### Dataset records

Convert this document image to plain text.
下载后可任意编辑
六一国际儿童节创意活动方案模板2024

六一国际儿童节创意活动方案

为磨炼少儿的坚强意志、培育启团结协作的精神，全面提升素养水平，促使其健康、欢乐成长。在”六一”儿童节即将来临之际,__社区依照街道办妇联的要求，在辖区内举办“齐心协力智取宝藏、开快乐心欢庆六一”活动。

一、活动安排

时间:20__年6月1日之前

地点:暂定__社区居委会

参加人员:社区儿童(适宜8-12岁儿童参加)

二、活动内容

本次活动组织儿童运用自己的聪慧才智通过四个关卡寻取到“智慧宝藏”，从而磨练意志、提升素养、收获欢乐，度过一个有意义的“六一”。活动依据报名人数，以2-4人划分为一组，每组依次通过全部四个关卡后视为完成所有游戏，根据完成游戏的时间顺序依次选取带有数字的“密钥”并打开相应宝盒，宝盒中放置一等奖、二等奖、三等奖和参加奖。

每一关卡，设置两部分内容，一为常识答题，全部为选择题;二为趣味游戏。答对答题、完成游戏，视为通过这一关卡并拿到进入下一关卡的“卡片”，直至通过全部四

### Task brief
Return all the data exactly as given.

### Worked solution
Convert this document image to plain text.
下载后可任意编辑
六一国际儿童节创意活动方案模板2024

六一国际儿童节创意活动方案

为磨炼少儿的坚强意志、培育启团结协作的精神，全面提升素养水平，促使其健康、欢乐成长。在”六一”儿童节即将来临之际,__社区依照街道办妇联的要求，在辖区内举办“齐心协力智取宝藏、开快乐心欢庆六一”活动。

一、活动安排

时间:20__年6月1日之前

地点:暂定__社区居委会

参加人员:社区儿童(适宜8-12岁儿童参加)

二、活动内容

本次活动组织儿童运用自己的聪慧才智通过四个关卡寻取到“智慧宝藏”，从而磨练意志、提升素养、收获欢乐，度过一个有意义的“六一”。活动依据报名人数，以2-4人划分为一组，每组依次通过全部四个关卡后视为完成所有游戏，根据完成游戏的时间顺序依次选取带有数字的“密钥”并打开相应宝盒，宝盒中放置一等奖、二等奖、三等奖和参加奖。

每一关卡，设置两部分内容，一为常识答题，全部为选择题;二为趣味游戏。答对答题、完成游戏，视为通过这一关卡并拿到进入下一关卡的“卡片”，直至通过全部四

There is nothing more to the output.